▶ **PROBLEM SET**:
- 1) Translate into Spanish this sentence from the report on mines and explosive remnants of war in Poland: "Poland is not believed to be affected by cluster munition remnants."
- 2) According to the report on mines and explosive remnants of war in Poland, on what basis does the army carry out clearance in response to reports from the general public?

▶ **EXTRACTED TEXT**:
Poland remains contaminated by large quantities of explosive remnants of war (ERW) and, to a much lesser extent, mines from World War II. Poland has consistently stated there are no known or suspected mined areas in Poland.[1]The Ministry of National Defense has reported that scattered “single” emplaced mines, mostly antivehicle mines, have been found during clearance operations but most of those that have been destroyed are remnants of World War II stockpiles.[2]Poland is not believed to be affected by cluster munition remnants.

Mine Action Program

The army conducts clearance operations of former military facilities. It also conductsclearance operations in response to reports from the general public under a 2002 Ministry of National Defense order as well as according to other guidelines. Polish companies are involved in clearance operations within Poland. Polish deminers have also engaged in demining abroad as part of UN or other multinational operations.[3]

Land Release

Poland does not report formally on clearance of mines or ERW within Poland.[4]Its CCW Amended Protocol II Article 13 transparency report for 2011 gives details of clearance by Polish deminers only during peace operations in Afghanistan.[5]

 



[1] See, for example, Mine Ban Treaty Article 7 Reports (for calendar years 2008, 2009, and 2010), Form C.

▶ **SUPPLIED ENTRIES**:
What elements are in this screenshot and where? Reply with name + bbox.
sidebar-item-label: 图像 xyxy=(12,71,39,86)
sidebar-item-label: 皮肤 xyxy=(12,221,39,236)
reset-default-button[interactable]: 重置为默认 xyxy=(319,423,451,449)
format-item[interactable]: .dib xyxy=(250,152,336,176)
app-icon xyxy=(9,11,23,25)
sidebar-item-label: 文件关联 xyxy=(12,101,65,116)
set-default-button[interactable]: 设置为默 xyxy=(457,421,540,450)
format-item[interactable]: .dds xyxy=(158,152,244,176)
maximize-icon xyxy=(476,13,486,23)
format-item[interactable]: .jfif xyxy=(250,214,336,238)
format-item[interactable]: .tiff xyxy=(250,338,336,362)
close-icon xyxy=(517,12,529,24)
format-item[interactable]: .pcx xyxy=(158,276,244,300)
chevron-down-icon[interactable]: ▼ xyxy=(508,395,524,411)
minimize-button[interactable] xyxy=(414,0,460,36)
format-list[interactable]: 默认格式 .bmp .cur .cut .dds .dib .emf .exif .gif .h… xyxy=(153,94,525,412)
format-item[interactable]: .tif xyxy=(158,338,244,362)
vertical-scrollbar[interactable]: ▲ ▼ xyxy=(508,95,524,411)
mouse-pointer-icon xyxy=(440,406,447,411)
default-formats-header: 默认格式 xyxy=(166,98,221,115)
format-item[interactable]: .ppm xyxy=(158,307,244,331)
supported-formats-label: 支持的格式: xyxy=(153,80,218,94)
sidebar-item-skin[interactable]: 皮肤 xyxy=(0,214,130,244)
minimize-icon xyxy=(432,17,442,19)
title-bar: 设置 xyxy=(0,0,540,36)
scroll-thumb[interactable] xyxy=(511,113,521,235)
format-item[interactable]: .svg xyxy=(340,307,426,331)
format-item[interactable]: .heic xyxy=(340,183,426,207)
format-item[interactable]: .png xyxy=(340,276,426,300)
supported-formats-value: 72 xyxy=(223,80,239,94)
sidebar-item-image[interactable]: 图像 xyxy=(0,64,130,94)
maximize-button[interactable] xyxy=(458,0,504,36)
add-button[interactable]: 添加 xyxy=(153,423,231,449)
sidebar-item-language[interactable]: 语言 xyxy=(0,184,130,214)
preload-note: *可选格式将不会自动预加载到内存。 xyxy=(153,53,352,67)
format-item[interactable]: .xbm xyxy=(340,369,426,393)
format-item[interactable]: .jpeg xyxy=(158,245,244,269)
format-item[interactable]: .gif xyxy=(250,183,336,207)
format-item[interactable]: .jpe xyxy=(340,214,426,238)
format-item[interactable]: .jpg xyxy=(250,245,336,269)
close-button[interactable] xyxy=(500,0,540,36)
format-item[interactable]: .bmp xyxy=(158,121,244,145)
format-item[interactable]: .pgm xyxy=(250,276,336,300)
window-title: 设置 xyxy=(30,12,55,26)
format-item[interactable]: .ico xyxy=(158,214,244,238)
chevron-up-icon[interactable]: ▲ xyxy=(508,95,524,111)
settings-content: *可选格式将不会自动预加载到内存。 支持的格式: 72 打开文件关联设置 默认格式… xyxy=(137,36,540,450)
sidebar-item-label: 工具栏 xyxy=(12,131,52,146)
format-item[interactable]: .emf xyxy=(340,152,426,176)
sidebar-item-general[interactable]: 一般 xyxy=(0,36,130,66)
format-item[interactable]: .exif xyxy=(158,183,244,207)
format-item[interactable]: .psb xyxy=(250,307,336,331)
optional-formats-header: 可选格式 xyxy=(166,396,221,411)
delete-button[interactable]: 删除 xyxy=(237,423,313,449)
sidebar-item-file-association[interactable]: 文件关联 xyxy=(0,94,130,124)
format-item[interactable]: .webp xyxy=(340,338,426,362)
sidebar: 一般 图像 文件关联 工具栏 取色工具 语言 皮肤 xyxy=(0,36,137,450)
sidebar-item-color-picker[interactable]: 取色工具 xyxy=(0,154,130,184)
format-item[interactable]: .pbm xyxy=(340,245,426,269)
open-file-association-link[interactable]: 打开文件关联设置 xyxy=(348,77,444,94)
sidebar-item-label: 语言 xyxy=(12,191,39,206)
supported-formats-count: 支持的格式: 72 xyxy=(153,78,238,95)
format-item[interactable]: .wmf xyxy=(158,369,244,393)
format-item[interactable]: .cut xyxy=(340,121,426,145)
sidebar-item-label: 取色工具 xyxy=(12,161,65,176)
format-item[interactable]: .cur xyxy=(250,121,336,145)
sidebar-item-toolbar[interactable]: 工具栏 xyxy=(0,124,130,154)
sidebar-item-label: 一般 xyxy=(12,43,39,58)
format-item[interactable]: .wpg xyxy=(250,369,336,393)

▶ **EXERCISE RESPONSES**:
- 1) No se cree que Polonia esté afectada por restos de municiones en racimo.

- 2) The army carries out this clearance under a 2002 Ministry of National Defense order. It also follows other guidelines.